▸ **Challenge**:
Copy out every line containing the word "EBITDA".

•••••

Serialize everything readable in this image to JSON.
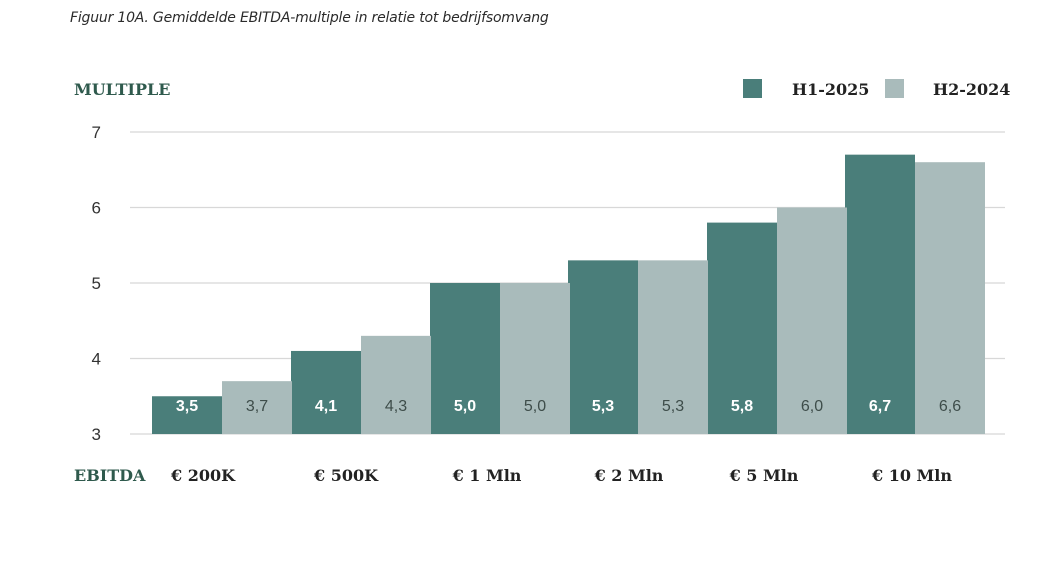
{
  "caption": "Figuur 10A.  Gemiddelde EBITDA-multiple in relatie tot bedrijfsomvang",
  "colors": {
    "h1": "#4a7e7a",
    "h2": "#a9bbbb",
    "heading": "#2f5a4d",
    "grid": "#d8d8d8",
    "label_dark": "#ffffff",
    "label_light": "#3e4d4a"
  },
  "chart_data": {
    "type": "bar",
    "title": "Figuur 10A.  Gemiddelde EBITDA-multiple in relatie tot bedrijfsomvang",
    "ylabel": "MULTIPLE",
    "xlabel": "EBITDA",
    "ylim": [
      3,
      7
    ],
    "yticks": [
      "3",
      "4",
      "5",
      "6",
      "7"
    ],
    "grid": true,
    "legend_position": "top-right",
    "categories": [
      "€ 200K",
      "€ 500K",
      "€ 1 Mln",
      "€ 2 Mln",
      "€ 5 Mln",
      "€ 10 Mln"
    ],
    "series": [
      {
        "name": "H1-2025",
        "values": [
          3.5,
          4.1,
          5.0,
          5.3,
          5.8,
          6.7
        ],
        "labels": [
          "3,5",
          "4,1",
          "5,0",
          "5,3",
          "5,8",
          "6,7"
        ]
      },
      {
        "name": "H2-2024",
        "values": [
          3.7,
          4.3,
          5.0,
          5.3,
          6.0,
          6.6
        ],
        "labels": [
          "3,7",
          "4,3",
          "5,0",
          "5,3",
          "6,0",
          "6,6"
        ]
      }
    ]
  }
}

•••••

▸ **Answer to this exercise**:
  "caption": "Figuur 10A.  Gemiddelde EBITDA-multiple in relatie tot bedrijfsomvang",
    "title": "Figuur 10A.  Gemiddelde EBITDA-multiple in relatie tot bedrijfsomvang",
    "xlabel": "EBITDA",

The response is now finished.